>> BEGIN
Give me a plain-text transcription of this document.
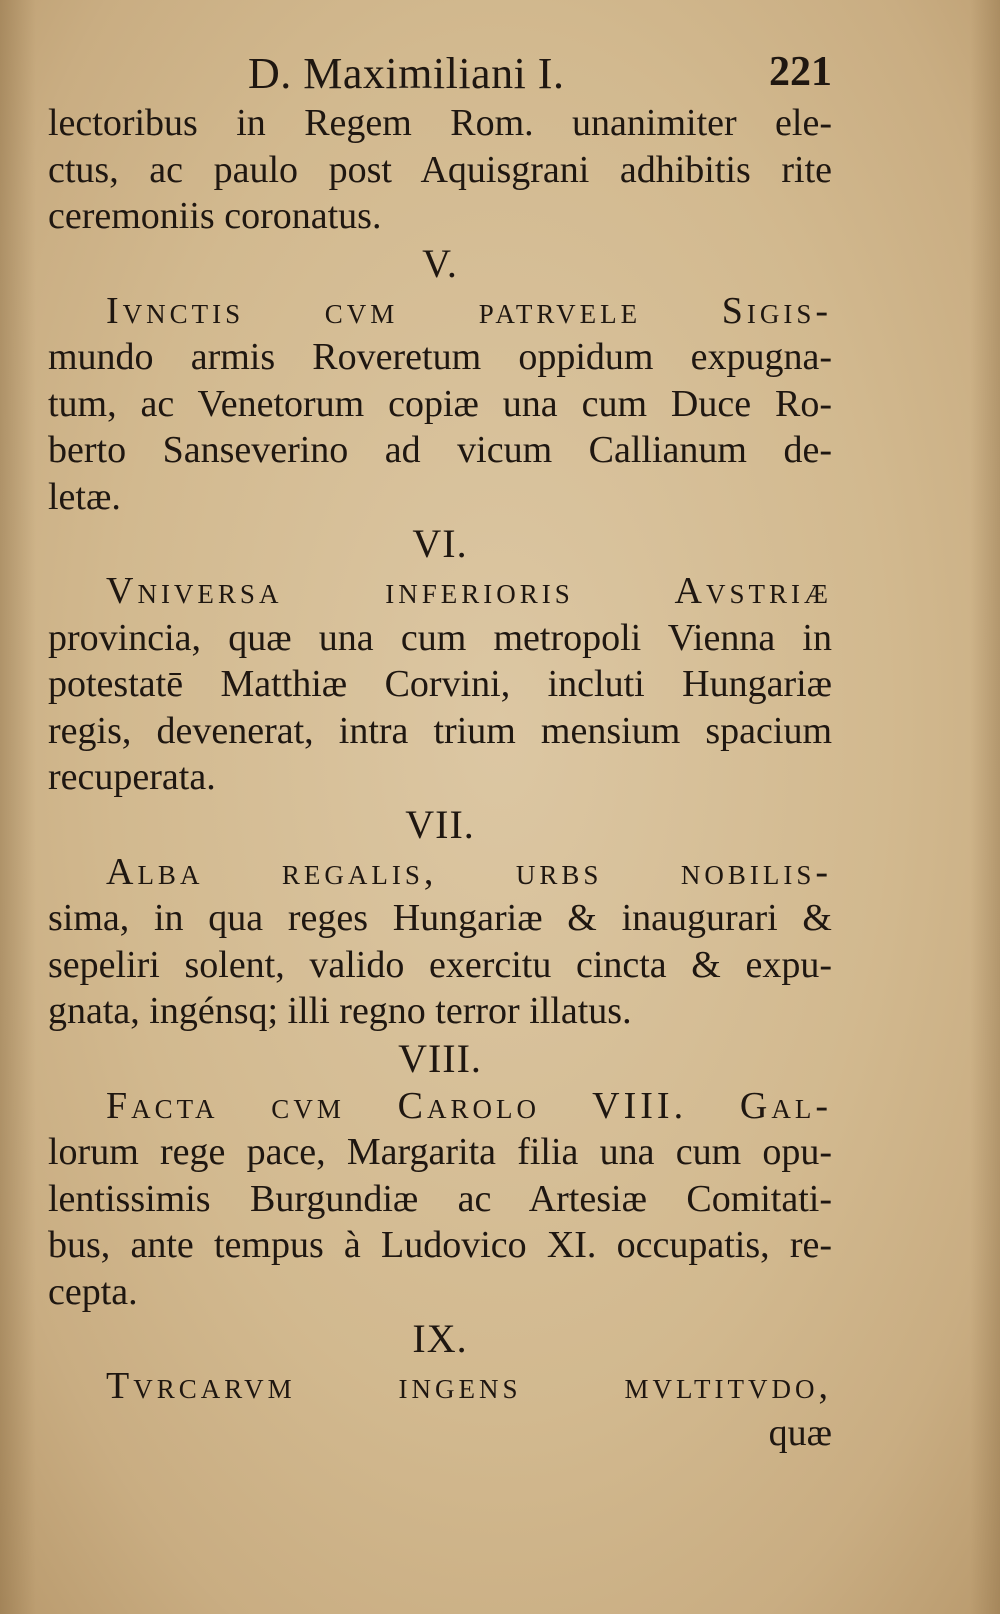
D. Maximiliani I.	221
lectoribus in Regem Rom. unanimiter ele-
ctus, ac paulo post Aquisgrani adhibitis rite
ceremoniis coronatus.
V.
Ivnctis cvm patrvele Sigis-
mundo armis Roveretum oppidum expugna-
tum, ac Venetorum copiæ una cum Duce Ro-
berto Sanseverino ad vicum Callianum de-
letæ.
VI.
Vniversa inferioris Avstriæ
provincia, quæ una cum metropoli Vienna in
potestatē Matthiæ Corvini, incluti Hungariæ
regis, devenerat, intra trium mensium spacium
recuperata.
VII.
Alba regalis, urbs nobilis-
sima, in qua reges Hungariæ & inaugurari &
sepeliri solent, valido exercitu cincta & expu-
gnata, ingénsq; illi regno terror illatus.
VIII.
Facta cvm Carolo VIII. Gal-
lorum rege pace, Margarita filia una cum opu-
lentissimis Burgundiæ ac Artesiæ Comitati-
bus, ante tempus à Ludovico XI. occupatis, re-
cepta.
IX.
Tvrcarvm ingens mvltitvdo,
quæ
>> END
Task =
Leave out the pictures and output the rest of the material exactly as written.

Finished answer =
Give me a plain-text transcription of this document.
D. Maximiliani I.	221
lectoribus in Regem Rom. unanimiter ele-
ctus, ac paulo post Aquisgrani adhibitis rite
ceremoniis coronatus.
V.
Ivnctis cvm patrvele Sigis-
mundo armis Roveretum oppidum expugna-
tum, ac Venetorum copiæ una cum Duce Ro-
berto Sanseverino ad vicum Callianum de-
letæ.
VI.
Vniversa inferioris Avstriæ
provincia, quæ una cum metropoli Vienna in
potestatē Matthiæ Corvini, incluti Hungariæ
regis, devenerat, intra trium mensium spacium
recuperata.
VII.
Alba regalis, urbs nobilis-
sima, in qua reges Hungariæ & inaugurari &
sepeliri solent, valido exercitu cincta & expu-
gnata, ingénsq; illi regno terror illatus.
VIII.
Facta cvm Carolo VIII. Gal-
lorum rege pace, Margarita filia una cum opu-
lentissimis Burgundiæ ac Artesiæ Comitati-
bus, ante tempus à Ludovico XI. occupatis, re-
cepta.
IX.
Tvrcarvm ingens mvltitvdo,
quæ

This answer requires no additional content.